[BEGIN]

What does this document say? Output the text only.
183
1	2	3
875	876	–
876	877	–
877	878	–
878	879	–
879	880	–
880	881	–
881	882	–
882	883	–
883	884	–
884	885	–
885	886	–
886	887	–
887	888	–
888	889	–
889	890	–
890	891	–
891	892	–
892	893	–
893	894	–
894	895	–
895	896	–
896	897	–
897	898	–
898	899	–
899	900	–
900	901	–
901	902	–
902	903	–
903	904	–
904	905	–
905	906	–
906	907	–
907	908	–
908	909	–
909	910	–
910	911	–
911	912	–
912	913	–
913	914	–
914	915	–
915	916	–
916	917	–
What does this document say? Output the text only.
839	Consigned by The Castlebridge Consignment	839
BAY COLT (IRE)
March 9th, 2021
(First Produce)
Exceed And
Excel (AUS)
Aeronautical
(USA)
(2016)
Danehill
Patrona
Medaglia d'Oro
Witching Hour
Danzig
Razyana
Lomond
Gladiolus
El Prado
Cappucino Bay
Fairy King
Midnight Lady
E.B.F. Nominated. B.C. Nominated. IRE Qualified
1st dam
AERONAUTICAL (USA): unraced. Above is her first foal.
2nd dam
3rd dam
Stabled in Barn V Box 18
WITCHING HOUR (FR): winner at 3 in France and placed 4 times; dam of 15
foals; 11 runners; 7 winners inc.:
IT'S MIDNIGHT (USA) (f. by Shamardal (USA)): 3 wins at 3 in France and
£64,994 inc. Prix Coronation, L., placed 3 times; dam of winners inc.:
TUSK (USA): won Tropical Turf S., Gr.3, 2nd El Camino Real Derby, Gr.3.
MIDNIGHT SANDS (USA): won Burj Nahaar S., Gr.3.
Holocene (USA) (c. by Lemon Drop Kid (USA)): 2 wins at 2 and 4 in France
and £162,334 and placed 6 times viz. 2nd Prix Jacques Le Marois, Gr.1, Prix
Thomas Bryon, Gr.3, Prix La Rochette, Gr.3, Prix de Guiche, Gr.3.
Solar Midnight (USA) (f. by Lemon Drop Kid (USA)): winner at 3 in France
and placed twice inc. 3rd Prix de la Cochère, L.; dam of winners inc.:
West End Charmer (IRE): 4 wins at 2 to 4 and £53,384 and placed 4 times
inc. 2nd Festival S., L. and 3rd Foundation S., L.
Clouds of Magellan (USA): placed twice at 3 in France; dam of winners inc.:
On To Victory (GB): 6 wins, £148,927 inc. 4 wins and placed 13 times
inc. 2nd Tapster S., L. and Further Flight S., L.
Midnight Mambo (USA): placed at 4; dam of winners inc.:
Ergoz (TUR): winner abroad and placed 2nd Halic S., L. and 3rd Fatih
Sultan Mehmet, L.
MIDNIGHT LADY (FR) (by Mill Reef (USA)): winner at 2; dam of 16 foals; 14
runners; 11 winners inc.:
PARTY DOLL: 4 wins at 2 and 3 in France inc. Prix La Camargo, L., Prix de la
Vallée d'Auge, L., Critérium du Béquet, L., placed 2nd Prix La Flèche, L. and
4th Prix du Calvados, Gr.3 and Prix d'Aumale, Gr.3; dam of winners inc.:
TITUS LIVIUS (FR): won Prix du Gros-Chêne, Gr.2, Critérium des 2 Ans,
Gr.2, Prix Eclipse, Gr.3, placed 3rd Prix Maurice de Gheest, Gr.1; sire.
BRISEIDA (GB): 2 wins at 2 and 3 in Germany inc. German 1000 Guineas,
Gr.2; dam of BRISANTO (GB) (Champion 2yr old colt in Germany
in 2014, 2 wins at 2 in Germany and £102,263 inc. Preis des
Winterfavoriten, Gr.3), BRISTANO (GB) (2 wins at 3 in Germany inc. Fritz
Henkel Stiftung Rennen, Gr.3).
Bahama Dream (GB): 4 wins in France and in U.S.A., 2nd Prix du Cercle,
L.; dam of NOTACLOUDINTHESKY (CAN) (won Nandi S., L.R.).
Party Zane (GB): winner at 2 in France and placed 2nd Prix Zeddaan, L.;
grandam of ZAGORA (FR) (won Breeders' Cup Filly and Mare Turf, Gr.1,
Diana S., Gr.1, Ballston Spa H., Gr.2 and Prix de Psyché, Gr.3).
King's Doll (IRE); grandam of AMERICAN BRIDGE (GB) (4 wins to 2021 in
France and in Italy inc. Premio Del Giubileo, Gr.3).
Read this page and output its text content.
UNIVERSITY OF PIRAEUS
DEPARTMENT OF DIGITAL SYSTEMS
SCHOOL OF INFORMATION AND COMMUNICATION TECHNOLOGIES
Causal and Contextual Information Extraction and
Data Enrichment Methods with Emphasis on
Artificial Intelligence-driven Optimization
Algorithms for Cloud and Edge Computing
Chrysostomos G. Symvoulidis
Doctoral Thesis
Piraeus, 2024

[END]

PROMPT — Considering only the records above, state the number of lines that include the word "twice", with nothing added.

FINAL ANSWER — 2